_Consigne:_
Reprenez le texte sur la crise en République centrafricaine et poursuivez-le à partir de sa dernière phrase.

_Texte proposé:_
>>>>
La crise actuelle
en République centrafricaine (RCA) a débuté le 10 décembre 2012 — date à
laquelle une offensive rebelle alors dirigée par Michel Michel Djotodia, le chef
d’une coalition appelée Séléka, a été lancée et s’est emparée de plusieurs
villes du pays.
Après une
accalmie précaire et plusieurs tentatives de médiation, les hostilités ont
repris le 22 mars 2013 et abouti, deux jours plus tard, à l’éviction du pouvoir
du président, François Bozizé.
Après ce
changement inconstitutionnel, la coalition Séléka n’a pas su maintenir la paix
et la sécurité dans le pays. Nombre de ses éléments ont été accusés d’actes de
vandalisme et de nombreuses
violations des droits de l’homme contre les
non-musulmans.
Devant
l’exacerbation des tensions et les violences de part et d’autre, le président
autoproclamé, Michel Djotodia, incapable de stabiliser son pays, a été forcé de
démissionner par la communauté internationale. Il a été remplacé par
l’ex-mairesse de Bangui, Catherine Samba-Panza, qui, à son tour, peine à
rétablir l’ordre.
Ce contexte
d’incertitude a été renforcé par la vague d’attaque des non-musulmans
(anti-Balaka) à l’encontre de l’ex-Séléka, pour assurer sans doute leur
vengeance. Depuis, des
milliers de civils centrafricains, en particulier les membres de la communauté
musulmane, ont été contraints de se déplacer ou de trouver refuge dans les pays
voisins.
Pour mettre fin à
l’impunité, une enquête a été demandée par le Conseil de sécurité de l’ONU en
vue d’enquêter sur les allégations de violations du droit international
humanitaire et des abus des droits humains. Ce travail a
été confié, par le Secrétariat général de l’ONU, à une Commission d’enquête
dirigée par le Camerounais Bernard Acho Muna, ancien procureur du Tribunal pénal
international pour le Rwanda (TPIR).
<<<<
_Données fournies:_
>>>>
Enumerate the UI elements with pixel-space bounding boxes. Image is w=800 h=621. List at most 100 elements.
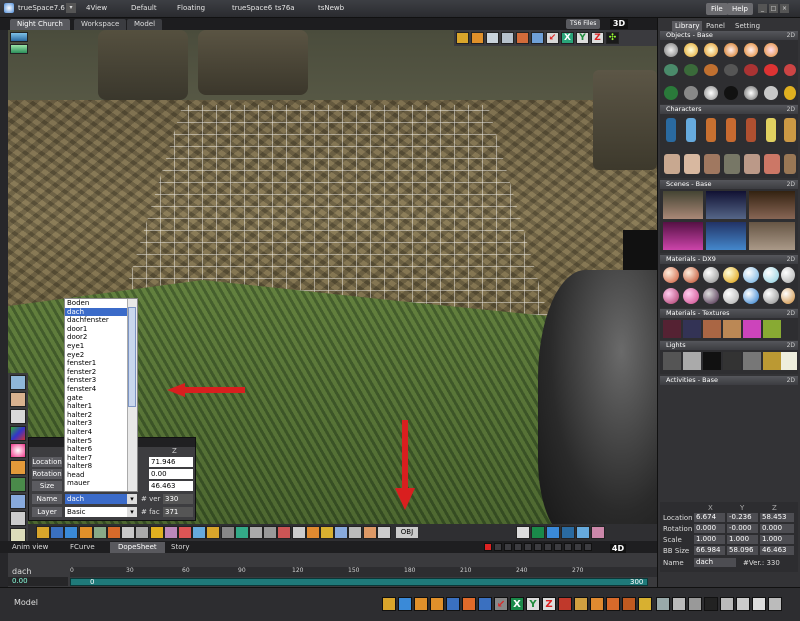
<<<<
_Réponse ci-dessous:_
La Commission a
enquêté et rendu un rapport
préliminaire, dont la presse
s’est vite fait l’écho dès le début du mois de juillet
2014.
S’il est
important de revenir sur ce rapport, ce n’est pas tant dans l’optique de décrire
à nouveau l’échelle de la
violence qui perdure dans
ce pays depuis décembre 2012 que de mettre l’accent sur la qualification
juridique des crimes commis, telle qu’elle ressort du rapport préliminaire de la
commission. Cette qualification a soulevé, on le verra, l’ire des organisations
internationales non gouvernementales (ONG).
Pour la
Commission, une absence de génocide et de nettoyage
ethnique
Selon le rapport
préliminaire de la Commission, la situation en République centrafricaine ne
présente pas encore toutes les caractéristiques d’un
génocide.
Si, selon la
Commission, il n’y a pas de doute que les parties qui s’affrontent dans cette
région ont toutes commis des crimes de guerre et des crimes contre
l’humanité, il est, pour l’heure, précoce de parler de
génocide ou de soutenir qu’un nettoyage ethnique a été mis en
œuvre.
L’équipe de
l’ancien procureur du TPIR précise qu’en dépit de la propagande haineuse
antimusulmane provenant de certains non-musulmans, il n’existe pas de preuves
suffisantes pour étayer l’idée selon laquelle un génocide est en cours de
planification. Par ailleurs, il n’existerait pas non plus d’indices
incontestables de l’existence d’un dolus
specialis (intention
spécifique), nécessaire pour avancer la thèse du génocide.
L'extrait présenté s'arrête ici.